We’ve been experiencing some very un-winter-like weather in New York City. Despite the lack of cold, the longer nights serve as a reminder that it’s not late fall, or early spring: we’re at the beginning of winter. There are a lot of overlapping celebrations at the end of December. This year Hanukkah overlaps with Winter Solstice (December 22) and Christmas (December 25). It’s ironic that solstice, the longest night of the year is on Hanukkah, a holiday in which we use light to declare to the world that we are Jews. This week’s Nu is focused on ways in which we can be a light in the world around us in how we give, how we spend, and how we eat:

    • Rabbi Rachel Kahn-Troster, the Director of North American Programs for Rabbis for Human Rights-North America, asks Jews to take the concept of ba’al taschit, the commandment not to needlessly waste or destroy, to the restaurant. Her article for The Jew and the Carrot exposes the causes of food waste that we, as consumers, have control of: what we throw away by ordering too much at restaurants.
    • After listening to AJWS President Ruth Messinger the University of Washington earlier this month, Jew-ish writer Emily Alhadeff found herself re-invigorated in the fight for Jewish social justice. It turns out that most people engaged in social justice are young adults: EJewishPhilanthropy looks at a new survey that asserts that when engaged in social justice at a young age, youth are inclined to continue that engagement and bring it into their Jewish practice. Take it from Jessica Anth, 12 years-old and the newest member of the board of directors at Friends of the Walton County Animal Shelter.

Structured page parsing data:
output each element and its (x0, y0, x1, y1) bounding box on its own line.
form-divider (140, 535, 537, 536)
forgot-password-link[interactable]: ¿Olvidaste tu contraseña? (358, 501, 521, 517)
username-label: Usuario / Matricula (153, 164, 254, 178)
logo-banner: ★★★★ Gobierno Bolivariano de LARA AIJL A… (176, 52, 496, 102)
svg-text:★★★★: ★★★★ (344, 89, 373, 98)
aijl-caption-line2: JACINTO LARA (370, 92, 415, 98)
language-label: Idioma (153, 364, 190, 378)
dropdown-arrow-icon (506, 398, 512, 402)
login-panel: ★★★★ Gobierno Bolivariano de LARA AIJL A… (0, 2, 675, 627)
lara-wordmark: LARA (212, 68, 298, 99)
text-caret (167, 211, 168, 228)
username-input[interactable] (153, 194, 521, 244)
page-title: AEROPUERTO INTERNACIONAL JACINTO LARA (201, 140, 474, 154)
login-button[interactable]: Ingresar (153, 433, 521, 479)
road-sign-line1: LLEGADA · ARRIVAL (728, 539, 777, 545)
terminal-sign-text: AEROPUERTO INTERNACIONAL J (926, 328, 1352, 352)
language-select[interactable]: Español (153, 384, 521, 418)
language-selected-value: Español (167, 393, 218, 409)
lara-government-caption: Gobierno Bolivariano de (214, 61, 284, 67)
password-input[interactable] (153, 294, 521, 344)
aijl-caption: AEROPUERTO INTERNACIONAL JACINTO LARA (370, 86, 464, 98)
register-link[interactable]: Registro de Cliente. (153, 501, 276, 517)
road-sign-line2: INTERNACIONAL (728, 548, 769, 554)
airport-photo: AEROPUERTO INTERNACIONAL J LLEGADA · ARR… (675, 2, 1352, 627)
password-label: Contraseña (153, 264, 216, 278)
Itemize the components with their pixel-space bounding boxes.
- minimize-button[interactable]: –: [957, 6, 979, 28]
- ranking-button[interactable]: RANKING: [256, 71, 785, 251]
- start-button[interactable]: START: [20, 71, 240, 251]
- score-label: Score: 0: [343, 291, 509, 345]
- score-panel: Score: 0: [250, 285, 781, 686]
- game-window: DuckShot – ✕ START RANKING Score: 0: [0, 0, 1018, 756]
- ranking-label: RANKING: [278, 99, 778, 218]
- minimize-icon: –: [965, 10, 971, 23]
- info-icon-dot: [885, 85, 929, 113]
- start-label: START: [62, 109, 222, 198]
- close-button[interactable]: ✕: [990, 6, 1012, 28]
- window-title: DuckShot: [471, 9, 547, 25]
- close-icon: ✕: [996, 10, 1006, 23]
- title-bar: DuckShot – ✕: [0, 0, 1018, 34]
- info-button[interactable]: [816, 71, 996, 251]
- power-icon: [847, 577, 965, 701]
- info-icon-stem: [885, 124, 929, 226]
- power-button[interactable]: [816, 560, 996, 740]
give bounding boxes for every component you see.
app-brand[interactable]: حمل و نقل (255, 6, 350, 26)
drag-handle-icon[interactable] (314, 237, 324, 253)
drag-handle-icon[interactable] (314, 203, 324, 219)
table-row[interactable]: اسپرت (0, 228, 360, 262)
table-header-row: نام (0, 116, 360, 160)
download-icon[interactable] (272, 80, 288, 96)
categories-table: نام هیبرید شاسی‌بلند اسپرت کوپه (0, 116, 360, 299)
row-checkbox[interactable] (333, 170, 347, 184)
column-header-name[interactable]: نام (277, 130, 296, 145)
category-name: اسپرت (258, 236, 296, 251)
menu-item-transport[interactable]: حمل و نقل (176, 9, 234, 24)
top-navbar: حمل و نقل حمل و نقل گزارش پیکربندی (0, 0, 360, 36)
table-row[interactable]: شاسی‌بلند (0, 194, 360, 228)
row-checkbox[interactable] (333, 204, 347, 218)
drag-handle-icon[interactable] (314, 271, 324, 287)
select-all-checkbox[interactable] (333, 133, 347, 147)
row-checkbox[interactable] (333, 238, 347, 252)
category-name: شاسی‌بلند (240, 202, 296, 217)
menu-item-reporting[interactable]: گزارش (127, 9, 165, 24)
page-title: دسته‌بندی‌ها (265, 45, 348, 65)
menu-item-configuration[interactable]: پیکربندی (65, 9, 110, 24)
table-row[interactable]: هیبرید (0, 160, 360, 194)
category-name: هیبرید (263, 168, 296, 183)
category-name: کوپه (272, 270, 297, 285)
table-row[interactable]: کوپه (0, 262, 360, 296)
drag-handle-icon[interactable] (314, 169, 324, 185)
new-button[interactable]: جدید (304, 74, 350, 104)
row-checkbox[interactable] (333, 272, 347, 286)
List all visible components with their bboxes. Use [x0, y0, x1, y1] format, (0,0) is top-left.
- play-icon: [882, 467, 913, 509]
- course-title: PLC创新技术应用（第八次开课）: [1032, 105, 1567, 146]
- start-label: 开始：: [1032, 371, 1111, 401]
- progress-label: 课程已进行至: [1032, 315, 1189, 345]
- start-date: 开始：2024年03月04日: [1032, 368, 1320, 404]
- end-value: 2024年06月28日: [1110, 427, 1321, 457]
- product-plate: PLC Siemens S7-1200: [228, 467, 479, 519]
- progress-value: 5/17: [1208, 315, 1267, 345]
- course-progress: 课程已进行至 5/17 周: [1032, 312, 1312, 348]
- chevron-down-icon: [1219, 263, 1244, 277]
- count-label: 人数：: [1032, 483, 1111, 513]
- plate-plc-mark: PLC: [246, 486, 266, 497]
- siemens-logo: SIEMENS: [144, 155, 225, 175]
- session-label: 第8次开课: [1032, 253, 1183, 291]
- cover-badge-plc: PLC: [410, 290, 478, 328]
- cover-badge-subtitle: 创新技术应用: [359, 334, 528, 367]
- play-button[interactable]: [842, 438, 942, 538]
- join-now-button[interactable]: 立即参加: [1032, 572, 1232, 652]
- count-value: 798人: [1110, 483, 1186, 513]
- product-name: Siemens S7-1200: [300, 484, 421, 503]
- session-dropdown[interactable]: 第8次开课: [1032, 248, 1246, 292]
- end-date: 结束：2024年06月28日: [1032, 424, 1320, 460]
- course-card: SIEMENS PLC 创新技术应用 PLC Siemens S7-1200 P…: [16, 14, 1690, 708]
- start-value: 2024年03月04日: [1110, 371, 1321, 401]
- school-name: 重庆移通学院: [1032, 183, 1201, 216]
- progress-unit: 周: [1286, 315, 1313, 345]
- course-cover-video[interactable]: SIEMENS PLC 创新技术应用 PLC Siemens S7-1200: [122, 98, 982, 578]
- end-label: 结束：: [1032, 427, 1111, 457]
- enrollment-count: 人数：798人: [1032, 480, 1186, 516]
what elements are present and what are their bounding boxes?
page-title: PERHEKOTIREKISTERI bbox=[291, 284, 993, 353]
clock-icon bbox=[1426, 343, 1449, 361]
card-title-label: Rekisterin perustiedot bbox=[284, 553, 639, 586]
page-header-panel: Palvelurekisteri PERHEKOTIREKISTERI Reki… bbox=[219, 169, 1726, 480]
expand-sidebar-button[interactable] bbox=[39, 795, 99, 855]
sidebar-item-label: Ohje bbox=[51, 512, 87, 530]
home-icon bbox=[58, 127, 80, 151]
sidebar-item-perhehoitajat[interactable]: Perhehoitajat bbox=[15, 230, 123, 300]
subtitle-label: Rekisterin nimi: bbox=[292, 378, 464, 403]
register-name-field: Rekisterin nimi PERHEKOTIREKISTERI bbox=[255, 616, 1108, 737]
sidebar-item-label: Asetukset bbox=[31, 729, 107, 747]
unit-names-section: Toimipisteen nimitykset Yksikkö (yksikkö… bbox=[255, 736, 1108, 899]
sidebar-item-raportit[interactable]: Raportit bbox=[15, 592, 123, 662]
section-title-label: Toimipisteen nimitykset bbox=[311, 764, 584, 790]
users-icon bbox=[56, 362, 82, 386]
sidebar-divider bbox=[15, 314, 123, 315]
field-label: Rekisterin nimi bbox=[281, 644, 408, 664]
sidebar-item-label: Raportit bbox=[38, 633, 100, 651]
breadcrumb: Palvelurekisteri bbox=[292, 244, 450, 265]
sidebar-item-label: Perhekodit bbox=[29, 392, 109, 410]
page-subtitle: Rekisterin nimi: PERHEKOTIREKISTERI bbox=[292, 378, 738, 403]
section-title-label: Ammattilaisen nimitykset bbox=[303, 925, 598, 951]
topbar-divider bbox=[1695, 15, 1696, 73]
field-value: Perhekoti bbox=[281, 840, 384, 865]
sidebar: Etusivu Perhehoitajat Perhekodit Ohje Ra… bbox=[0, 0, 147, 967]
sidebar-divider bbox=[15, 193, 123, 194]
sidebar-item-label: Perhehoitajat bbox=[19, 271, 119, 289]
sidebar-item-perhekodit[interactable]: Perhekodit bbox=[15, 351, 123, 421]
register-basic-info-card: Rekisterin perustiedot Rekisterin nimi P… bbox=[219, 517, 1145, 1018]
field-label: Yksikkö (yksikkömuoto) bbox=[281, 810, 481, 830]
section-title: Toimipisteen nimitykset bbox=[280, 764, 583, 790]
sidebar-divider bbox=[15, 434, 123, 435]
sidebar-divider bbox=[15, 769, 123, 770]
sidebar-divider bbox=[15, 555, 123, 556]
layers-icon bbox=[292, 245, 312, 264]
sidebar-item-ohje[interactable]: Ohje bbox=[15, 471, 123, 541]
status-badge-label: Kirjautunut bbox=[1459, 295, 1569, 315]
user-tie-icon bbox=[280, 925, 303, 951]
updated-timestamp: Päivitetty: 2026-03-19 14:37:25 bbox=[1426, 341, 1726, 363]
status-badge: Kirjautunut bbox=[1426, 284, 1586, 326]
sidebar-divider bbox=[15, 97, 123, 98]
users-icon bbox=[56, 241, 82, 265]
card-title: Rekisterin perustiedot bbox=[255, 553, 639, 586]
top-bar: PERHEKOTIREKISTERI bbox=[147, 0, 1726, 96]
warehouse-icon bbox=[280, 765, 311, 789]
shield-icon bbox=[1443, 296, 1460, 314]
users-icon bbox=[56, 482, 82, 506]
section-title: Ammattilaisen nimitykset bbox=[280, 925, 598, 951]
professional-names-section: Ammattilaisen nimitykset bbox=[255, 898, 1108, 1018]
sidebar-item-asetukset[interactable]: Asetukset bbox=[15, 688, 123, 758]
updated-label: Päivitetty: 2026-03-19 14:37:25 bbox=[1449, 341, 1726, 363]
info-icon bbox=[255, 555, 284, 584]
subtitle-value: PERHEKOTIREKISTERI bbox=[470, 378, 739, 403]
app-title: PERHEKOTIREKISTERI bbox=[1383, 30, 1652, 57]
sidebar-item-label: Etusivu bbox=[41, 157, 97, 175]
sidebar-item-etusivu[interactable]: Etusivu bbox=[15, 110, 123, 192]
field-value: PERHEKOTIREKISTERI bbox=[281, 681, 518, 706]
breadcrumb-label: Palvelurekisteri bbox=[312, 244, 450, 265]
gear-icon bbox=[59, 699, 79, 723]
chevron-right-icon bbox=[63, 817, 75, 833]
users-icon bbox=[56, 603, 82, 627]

What to do:
[1] Do these statements agree with the Hanukkah newsletter excerpt? Answer yes or no for each and quote the deciding words. (a) This year Winter Solstice falls on December 22. (b) Rachel Kahn-Troster's article appeared in EJewishPhilanthropy. (c) Jessica Anth is 12 years old.
[2] Can you carry the Hanukkah newsletter excerpt forward from its final sentence?
These entries come from a separate source, unrelated to the Hanukkah newsletter excerpt.

Results by task:
[1]
(a) Yes: "This year Hanukkah overlaps with Winter Solstice (December 22)"
(b) No: "Her article for The Jew and the Carrot"
(c) Yes: "Jessica Anth, 12 years-old and the newest member of the board of directors"

[2]
    • The Pursue team made a video this morning for the Where Do You Give? campaign explaining where, why, and how we give. Tzedakah is about Making Choices: Do you give to Jewish or non-Jewish Causes?, as Rochelle Eisenberg discusses in the Baltimore Jewish Times. Emily Goldberg at EJewishPhilanthropy wrote Tzedakah: Kindness by Choice. In it, she shows the varied spectrum of righteous action, “Making a life-changing impact could ensue simply from initializing a conversation with someone. Holding the door for a person behind you, regardless of that person’s background, is an act of true righteousness.”
    • Rabbi Shmuly Yanklowitz asks, Where is God in Tikkun Olam? Can we engage in Jewish social justice without acknowledging the Divine reasoning behind the work we do as Jews? In a recent poll by Moment Magazine Blog, 97% of the people polled believes that you can be Jewish without belief in God. For a third option, Huffington Post writer, Rabbi Eric H. Yoffie, explains how you can be both a liberal person and a person of faith. What are your thoughts? Is your Jewish justice work based on faith?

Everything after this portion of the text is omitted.